Exactly as written, please set down all of the entries again, with no pictures.

(Data excerpts)
============

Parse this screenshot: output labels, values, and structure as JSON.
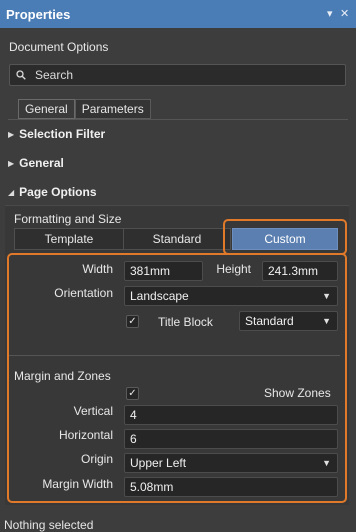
{
  "window": {
    "title": "Properties",
    "pin_icon": "▾",
    "close_icon": "✕"
  },
  "header": {
    "subtitle": "Document Options"
  },
  "search": {
    "placeholder": "Search"
  },
  "tabs": [
    {
      "label": "General",
      "active": true
    },
    {
      "label": "Parameters",
      "active": false
    }
  ],
  "sections": {
    "selection_filter": "Selection Filter",
    "general": "General",
    "page_options": "Page Options"
  },
  "page_options": {
    "formatting_label": "Formatting and Size",
    "modes": [
      "Template",
      "Standard",
      "Custom"
    ],
    "selected_mode": "Custom",
    "width_label": "Width",
    "width_value": "381mm",
    "height_label": "Height",
    "height_value": "241.3mm",
    "orientation_label": "Orientation",
    "orientation_value": "Landscape",
    "title_block_label": "Title Block",
    "title_block_checked": true,
    "title_block_value": "Standard",
    "margin_zones_label": "Margin and Zones",
    "show_zones_label": "Show Zones",
    "show_zones_checked": true,
    "vertical_label": "Vertical",
    "vertical_value": "4",
    "horizontal_label": "Horizontal",
    "horizontal_value": "6",
    "origin_label": "Origin",
    "origin_value": "Upper Left",
    "margin_width_label": "Margin Width",
    "margin_width_value": "5.08mm"
  },
  "status_bar": {
    "text": "Nothing selected"
  },
  "colors": {
    "title_bar": "#4a7cb6",
    "background": "#3d3d3d",
    "selected_segment": "#5b7fb0",
    "highlight": "#e07a2a"
  }
}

============

RESPONSE TO THE TASK.
Parse this screenshot: output labels, values, and structure as JSON.
{
  "window": {
    "title": "Properties",
    "pin_icon": "▾",
    "close_icon": "✕"
  },
  "header": {
    "subtitle": "Document Options"
  },
  "search": {
    "placeholder": "Search"
  },
  "tabs": [
    {
      "label": "General",
      "active": true
    },
    {
      "label": "Parameters",
      "active": false
    }
  ],
  "sections": {
    "selection_filter": "Selection Filter",
    "general": "General",
    "page_options": "Page Options"
  },
  "page_options": {
    "formatting_label": "Formatting and Size",
    "modes": [
      "Template",
      "Standard",
      "Custom"
    ],
    "selected_mode": "Custom",
    "width_label": "Width",
    "width_value": "381mm",
    "height_label": "Height",
    "height_value": "241.3mm",
    "orientation_label": "Orientation",
    "orientation_value": "Landscape",
    "title_block_label": "Title Block",
    "title_block_checked": true,
    "title_block_value": "Standard",
    "margin_zones_label": "Margin and Zones",
    "show_zones_label": "Show Zones",
    "show_zones_checked": true,
    "vertical_label": "Vertical",
    "vertical_value": "4",
    "horizontal_label": "Horizontal",
    "horizontal_value": "6",
    "origin_label": "Origin",
    "origin_value": "Upper Left",
    "margin_width_label": "Margin Width",
    "margin_width_value": "5.08mm"
  },
  "status_bar": {
    "text": "Nothing selected"
  },
  "colors": {
    "title_bar": "#4a7cb6",
    "background": "#3d3d3d",
    "selected_segment": "#5b7fb0",
    "highlight": "#e07a2a"
  }
}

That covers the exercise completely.